Dataset entries:
== == ==
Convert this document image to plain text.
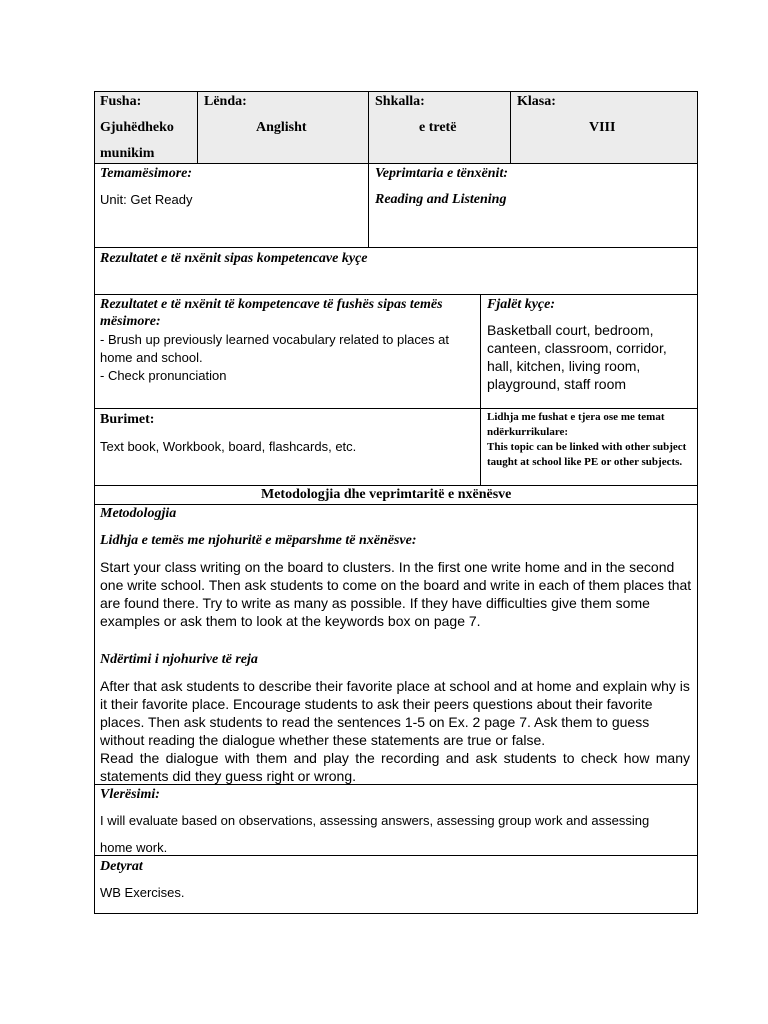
Fusha:
Gjuhëdheko
munikim
Lënda:
Anglisht
Shkalla:
e tretë
Klasa:
VIII
Temamësimore:
Unit: Get Ready
Veprimtaria e tënxënit:
Reading and Listening
Rezultatet e të nxënit sipas kompetencave kyçe
Rezultatet e të nxënit të kompetencave të fushës sipas temës
mësimore:
- Brush up previously learned vocabulary related to places at
home and school.
- Check pronunciation
Fjalët kyçe:
Basketball court, bedroom, canteen, classroom, corridor, hall, kitchen, living room, playground, staff room
Burimet:
Text book, Workbook, board, flashcards, etc.
Lidhja me fushat e tjera ose me temat ndërkurrikulare:
This topic can be linked with other subject taught at school like PE or other subjects.
Metodologjia dhe veprimtaritë e nxënësve
Metodologjia
Lidhja e temës me njohuritë e mëparshme të nxënësve:
Start your class writing on the board to clusters. In the first one write home and in the second one write school. Then ask students to come on the board and write in each of them places that are found there. Try to write as many as possible. If they have difficulties give them some examples or ask them to look at the keywords box on page 7.
Ndërtimi i njohurive të reja
After that ask students to describe their favorite place at school and at home and explain why is it their favorite place. Encourage students to ask their peers questions about their favorite places. Then ask students to read the sentences 1-5 on Ex. 2 page 7. Ask them to guess without reading the dialogue whether these statements are true or false.
Read the dialogue with them and play the recording and ask students to check how many statements did they guess right or wrong.
Vlerësimi:
I will evaluate based on observations, assessing answers, assessing group work and assessing
home work.
Detyrat
WB Exercises.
== == ==
STATED PROBLEM
Where a line contains the string "nxënësve", extract that line.

EXPECTED ANSWER
Metodologjia dhe veprimtaritë e nxënësve
Lidhja e temës me njohuritë e mëparshme të nxënësve:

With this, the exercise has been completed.